Input data ->

######

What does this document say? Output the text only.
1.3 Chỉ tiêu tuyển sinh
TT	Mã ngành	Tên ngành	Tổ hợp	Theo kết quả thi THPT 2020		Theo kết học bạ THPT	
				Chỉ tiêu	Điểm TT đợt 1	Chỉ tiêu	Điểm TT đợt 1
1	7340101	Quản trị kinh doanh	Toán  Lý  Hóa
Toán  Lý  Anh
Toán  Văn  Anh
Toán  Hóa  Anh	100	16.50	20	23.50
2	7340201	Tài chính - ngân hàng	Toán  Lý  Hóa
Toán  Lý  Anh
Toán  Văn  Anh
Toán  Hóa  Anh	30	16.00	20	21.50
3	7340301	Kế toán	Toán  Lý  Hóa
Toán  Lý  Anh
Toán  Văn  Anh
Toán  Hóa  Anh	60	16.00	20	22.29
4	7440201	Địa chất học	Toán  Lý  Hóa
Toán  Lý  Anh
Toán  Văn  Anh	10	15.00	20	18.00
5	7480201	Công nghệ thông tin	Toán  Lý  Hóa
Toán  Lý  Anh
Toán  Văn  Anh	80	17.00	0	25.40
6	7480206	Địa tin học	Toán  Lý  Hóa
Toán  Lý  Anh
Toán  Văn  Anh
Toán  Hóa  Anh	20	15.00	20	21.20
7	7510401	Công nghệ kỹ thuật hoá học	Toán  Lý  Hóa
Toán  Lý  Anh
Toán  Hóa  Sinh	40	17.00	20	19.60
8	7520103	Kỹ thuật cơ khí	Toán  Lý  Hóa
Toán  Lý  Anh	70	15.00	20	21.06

######

Exercise requirements -> Produce an exact copy of every entry above.

Answer in full ->
What does this document say? Output the text only.
1.3 Chỉ tiêu tuyển sinh
TT	Mã ngành	Tên ngành	Tổ hợp	Theo kết quả thi THPT 2020		Theo kết học bạ THPT	
				Chỉ tiêu	Điểm TT đợt 1	Chỉ tiêu	Điểm TT đợt 1
1	7340101	Quản trị kinh doanh	Toán  Lý  Hóa
Toán  Lý  Anh
Toán  Văn  Anh
Toán  Hóa  Anh	100	16.50	20	23.50
2	7340201	Tài chính - ngân hàng	Toán  Lý  Hóa
Toán  Lý  Anh
Toán  Văn  Anh
Toán  Hóa  Anh	30	16.00	20	21.50
3	7340301	Kế toán	Toán  Lý  Hóa
Toán  Lý  Anh
Toán  Văn  Anh
Toán  Hóa  Anh	60	16.00	20	22.29
4	7440201	Địa chất học	Toán  Lý  Hóa
Toán  Lý  Anh
Toán  Văn  Anh	10	15.00	20	18.00
5	7480201	Công nghệ thông tin	Toán  Lý  Hóa
Toán  Lý  Anh
Toán  Văn  Anh	80	17.00	0	25.40
6	7480206	Địa tin học	Toán  Lý  Hóa
Toán  Lý  Anh
Toán  Văn  Anh
Toán  Hóa  Anh	20	15.00	20	21.20
7	7510401	Công nghệ kỹ thuật hoá học	Toán  Lý  Hóa
Toán  Lý  Anh
Toán  Hóa  Sinh	40	17.00	20	19.60
8	7520103	Kỹ thuật cơ khí	Toán  Lý  Hóa
Toán  Lý  Anh	70	15.00	20	21.06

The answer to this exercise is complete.